Aim: Copy all lines below containing "других".

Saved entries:

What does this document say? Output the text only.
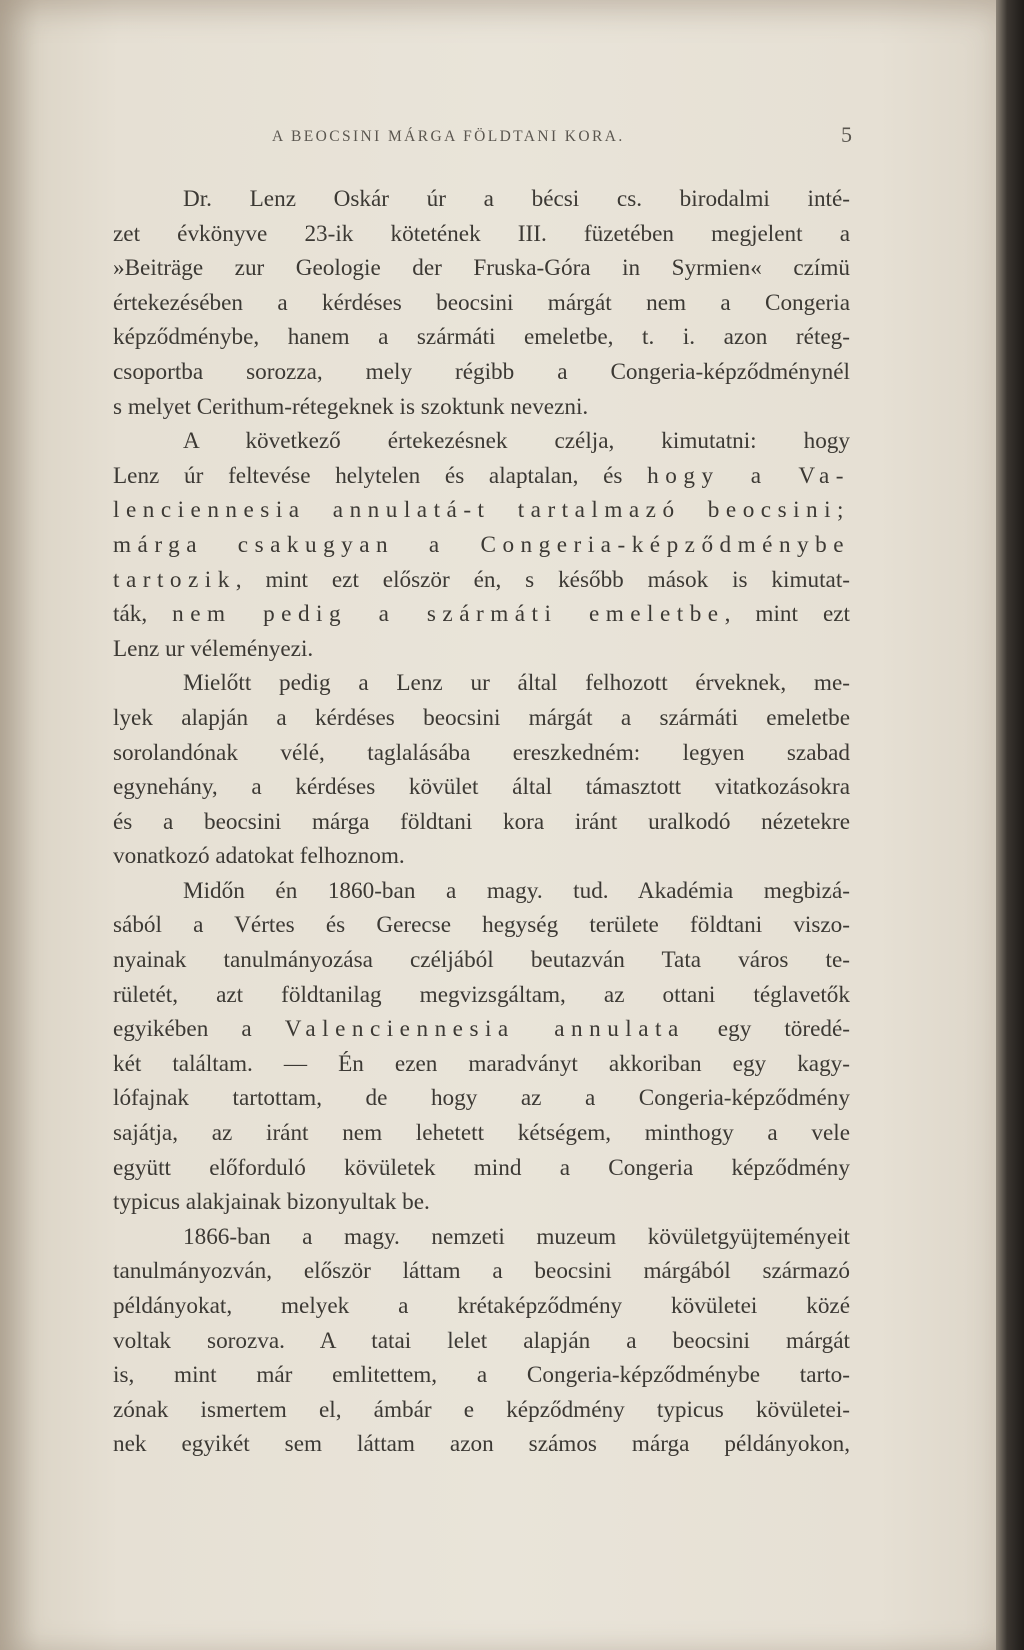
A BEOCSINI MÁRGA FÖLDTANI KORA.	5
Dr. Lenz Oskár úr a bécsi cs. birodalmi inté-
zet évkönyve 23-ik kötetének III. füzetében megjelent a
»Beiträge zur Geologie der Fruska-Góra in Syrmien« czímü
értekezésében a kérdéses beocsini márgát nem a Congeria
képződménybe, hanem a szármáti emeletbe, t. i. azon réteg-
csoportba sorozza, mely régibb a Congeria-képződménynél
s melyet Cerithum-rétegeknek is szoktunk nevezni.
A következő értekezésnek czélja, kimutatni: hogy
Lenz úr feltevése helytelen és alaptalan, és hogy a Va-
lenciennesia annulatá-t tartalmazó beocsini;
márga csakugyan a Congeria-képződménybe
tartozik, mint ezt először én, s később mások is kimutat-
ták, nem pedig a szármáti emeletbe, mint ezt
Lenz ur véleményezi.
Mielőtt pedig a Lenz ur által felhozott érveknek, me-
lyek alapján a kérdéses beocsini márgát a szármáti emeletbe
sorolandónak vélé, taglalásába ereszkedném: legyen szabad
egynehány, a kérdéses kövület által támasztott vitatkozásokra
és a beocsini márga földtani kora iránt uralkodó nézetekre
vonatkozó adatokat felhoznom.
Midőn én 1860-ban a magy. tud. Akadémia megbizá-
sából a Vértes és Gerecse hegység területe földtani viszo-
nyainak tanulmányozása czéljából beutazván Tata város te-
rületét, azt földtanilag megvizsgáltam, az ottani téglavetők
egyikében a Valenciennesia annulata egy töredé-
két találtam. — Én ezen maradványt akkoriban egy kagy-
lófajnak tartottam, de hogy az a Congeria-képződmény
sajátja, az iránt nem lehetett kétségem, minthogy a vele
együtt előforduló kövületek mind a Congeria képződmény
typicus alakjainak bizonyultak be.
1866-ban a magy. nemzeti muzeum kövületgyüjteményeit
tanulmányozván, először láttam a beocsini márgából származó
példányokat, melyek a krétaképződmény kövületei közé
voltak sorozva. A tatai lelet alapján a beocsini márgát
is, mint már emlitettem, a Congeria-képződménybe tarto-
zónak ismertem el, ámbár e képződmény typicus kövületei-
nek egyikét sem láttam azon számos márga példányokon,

==

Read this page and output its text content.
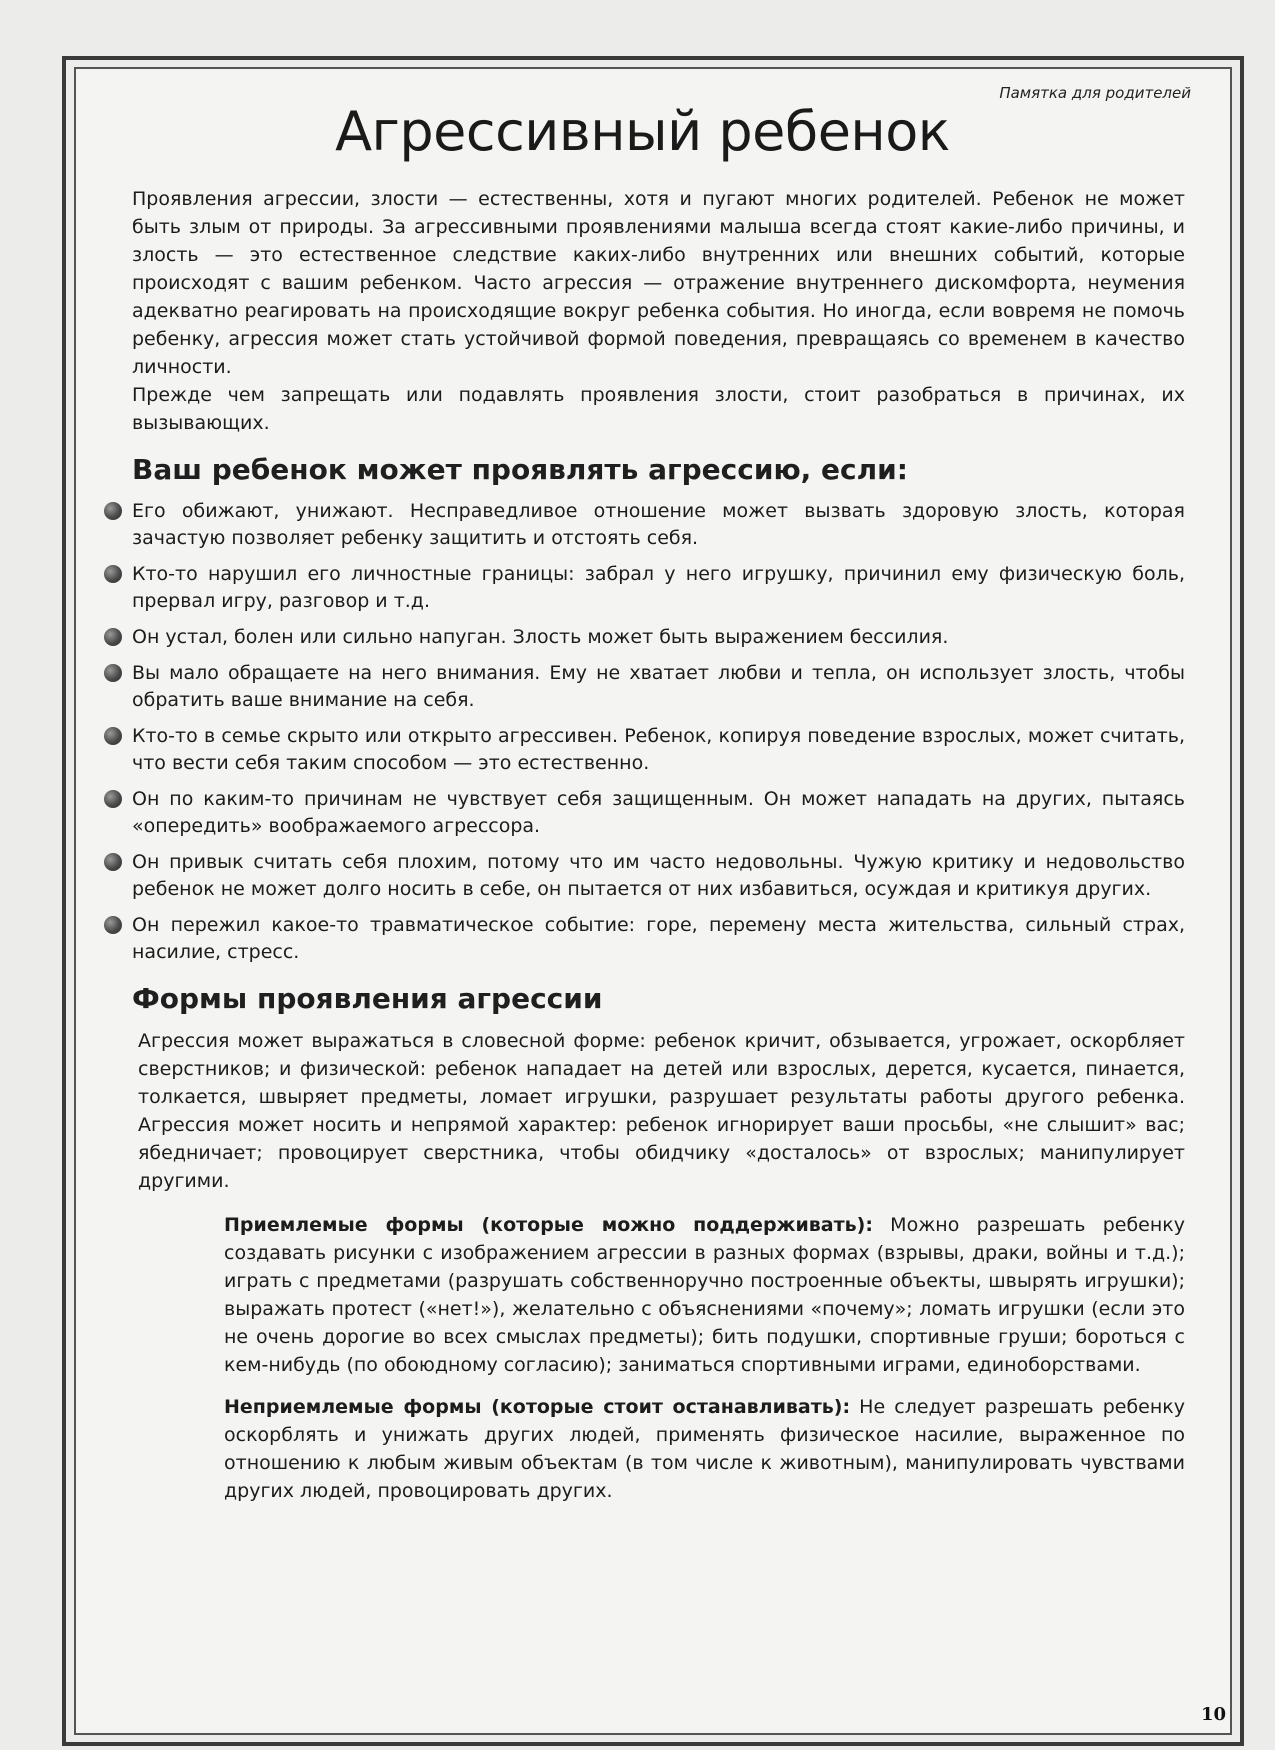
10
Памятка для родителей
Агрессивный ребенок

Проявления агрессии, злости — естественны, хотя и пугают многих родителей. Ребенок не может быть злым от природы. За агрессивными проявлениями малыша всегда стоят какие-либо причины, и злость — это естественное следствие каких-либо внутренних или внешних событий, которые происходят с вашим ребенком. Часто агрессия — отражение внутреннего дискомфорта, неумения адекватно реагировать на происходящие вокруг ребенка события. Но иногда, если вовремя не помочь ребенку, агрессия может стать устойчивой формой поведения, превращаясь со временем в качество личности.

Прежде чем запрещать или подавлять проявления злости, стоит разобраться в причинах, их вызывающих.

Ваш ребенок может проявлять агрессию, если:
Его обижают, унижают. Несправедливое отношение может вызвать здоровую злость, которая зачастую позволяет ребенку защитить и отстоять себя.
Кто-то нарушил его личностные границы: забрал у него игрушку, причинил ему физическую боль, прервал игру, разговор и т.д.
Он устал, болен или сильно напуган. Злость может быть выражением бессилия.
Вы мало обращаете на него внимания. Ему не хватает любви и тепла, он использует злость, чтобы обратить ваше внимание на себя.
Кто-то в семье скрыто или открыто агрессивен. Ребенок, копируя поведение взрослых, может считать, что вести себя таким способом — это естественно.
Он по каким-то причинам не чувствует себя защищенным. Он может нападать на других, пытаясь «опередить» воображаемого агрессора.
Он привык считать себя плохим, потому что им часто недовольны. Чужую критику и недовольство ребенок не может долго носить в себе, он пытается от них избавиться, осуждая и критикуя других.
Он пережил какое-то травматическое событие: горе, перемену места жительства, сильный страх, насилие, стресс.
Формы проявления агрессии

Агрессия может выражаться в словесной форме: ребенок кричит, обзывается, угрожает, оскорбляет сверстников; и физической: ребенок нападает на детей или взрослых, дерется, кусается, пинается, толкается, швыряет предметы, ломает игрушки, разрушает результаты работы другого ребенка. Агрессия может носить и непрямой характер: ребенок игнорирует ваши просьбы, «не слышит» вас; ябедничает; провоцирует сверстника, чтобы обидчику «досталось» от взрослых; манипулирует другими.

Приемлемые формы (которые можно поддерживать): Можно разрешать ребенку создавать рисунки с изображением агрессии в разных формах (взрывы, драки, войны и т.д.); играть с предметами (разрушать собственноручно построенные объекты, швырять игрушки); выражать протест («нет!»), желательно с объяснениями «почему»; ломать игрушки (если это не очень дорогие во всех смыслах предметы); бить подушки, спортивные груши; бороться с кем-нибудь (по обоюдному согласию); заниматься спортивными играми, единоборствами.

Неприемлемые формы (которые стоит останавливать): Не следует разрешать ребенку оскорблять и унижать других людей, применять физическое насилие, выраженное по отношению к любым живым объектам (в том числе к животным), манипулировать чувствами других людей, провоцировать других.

The response:
Он по каким-то причинам не чувствует себя защищенным. Он может нападать на других, пытаясь «опередить» воображаемого агрессора.
Он привык считать себя плохим, потому что им часто недовольны. Чужую критику и недовольство ребенок не может долго носить в себе, он пытается от них избавиться, осуждая и критикуя других.
Неприемлемые формы (которые стоит останавливать): Не следует разрешать ребенку оскорблять и унижать других людей, применять физическое насилие, выраженное по отношению к любым живым объектам (в том числе к животным), манипулировать чувствами других людей, провоцировать других.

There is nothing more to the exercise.